**ENTRIES PROVIDED:**

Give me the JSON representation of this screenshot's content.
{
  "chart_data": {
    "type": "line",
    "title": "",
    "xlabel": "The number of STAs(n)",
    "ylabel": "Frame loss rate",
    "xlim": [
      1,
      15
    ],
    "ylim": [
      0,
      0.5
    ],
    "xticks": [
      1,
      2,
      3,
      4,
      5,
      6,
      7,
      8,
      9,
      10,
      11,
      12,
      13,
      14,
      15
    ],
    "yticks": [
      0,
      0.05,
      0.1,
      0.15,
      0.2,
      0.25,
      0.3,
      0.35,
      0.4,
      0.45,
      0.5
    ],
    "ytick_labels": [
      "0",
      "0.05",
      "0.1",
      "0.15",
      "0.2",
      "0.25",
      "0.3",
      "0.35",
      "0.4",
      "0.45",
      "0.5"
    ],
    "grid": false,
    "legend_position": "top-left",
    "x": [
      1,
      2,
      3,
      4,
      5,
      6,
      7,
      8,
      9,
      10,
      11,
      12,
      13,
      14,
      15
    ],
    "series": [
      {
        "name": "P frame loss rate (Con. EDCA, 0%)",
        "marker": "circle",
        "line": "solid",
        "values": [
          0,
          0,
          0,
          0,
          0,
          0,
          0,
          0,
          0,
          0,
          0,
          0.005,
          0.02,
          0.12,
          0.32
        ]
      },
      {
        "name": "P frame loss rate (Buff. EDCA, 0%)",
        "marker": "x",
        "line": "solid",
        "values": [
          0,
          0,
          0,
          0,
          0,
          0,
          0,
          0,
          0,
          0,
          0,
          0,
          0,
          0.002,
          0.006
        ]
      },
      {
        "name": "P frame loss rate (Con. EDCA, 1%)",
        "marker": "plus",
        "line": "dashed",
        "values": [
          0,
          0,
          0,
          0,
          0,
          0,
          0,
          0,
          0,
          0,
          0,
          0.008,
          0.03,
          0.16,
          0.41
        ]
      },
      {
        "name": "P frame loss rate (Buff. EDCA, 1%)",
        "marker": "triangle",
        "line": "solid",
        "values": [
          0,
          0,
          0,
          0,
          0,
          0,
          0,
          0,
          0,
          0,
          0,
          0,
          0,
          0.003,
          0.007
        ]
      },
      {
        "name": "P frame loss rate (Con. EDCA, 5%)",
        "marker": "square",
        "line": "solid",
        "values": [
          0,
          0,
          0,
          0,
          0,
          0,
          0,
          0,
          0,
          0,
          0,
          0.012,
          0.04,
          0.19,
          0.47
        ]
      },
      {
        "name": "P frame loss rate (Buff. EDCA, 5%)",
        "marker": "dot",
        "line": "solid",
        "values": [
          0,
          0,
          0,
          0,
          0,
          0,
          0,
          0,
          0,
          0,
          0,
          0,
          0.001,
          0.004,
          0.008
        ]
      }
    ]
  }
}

**YOUR TASK:**
Copy each line of the data above without altering a single character.

**OUTPUT BELOW:**
Give me the JSON representation of this screenshot's content.
{
  "chart_data": {
    "type": "line",
    "title": "",
    "xlabel": "The number of STAs(n)",
    "ylabel": "Frame loss rate",
    "xlim": [
      1,
      15
    ],
    "ylim": [
      0,
      0.5
    ],
    "xticks": [
      1,
      2,
      3,
      4,
      5,
      6,
      7,
      8,
      9,
      10,
      11,
      12,
      13,
      14,
      15
    ],
    "yticks": [
      0,
      0.05,
      0.1,
      0.15,
      0.2,
      0.25,
      0.3,
      0.35,
      0.4,
      0.45,
      0.5
    ],
    "ytick_labels": [
      "0",
      "0.05",
      "0.1",
      "0.15",
      "0.2",
      "0.25",
      "0.3",
      "0.35",
      "0.4",
      "0.45",
      "0.5"
    ],
    "grid": false,
    "legend_position": "top-left",
    "x": [
      1,
      2,
      3,
      4,
      5,
      6,
      7,
      8,
      9,
      10,
      11,
      12,
      13,
      14,
      15
    ],
    "series": [
      {
        "name": "P frame loss rate (Con. EDCA, 0%)",
        "marker": "circle",
        "line": "solid",
        "values": [
          0,
          0,
          0,
          0,
          0,
          0,
          0,
          0,
          0,
          0,
          0,
          0.005,
          0.02,
          0.12,
          0.32
        ]
      },
      {
        "name": "P frame loss rate (Buff. EDCA, 0%)",
        "marker": "x",
        "line": "solid",
        "values": [
          0,
          0,
          0,
          0,
          0,
          0,
          0,
          0,
          0,
          0,
          0,
          0,
          0,
          0.002,
          0.006
        ]
      },
      {
        "name": "P frame loss rate (Con. EDCA, 1%)",
        "marker": "plus",
        "line": "dashed",
        "values": [
          0,
          0,
          0,
          0,
          0,
          0,
          0,
          0,
          0,
          0,
          0,
          0.008,
          0.03,
          0.16,
          0.41
        ]
      },
      {
        "name": "P frame loss rate (Buff. EDCA, 1%)",
        "marker": "triangle",
        "line": "solid",
        "values": [
          0,
          0,
          0,
          0,
          0,
          0,
          0,
          0,
          0,
          0,
          0,
          0,
          0,
          0.003,
          0.007
        ]
      },
      {
        "name": "P frame loss rate (Con. EDCA, 5%)",
        "marker": "square",
        "line": "solid",
        "values": [
          0,
          0,
          0,
          0,
          0,
          0,
          0,
          0,
          0,
          0,
          0,
          0.012,
          0.04,
          0.19,
          0.47
        ]
      },
      {
        "name": "P frame loss rate (Buff. EDCA, 5%)",
        "marker": "dot",
        "line": "solid",
        "values": [
          0,
          0,
          0,
          0,
          0,
          0,
          0,
          0,
          0,
          0,
          0,
          0,
          0.001,
          0.004,
          0.008
        ]
      }
    ]
  }
}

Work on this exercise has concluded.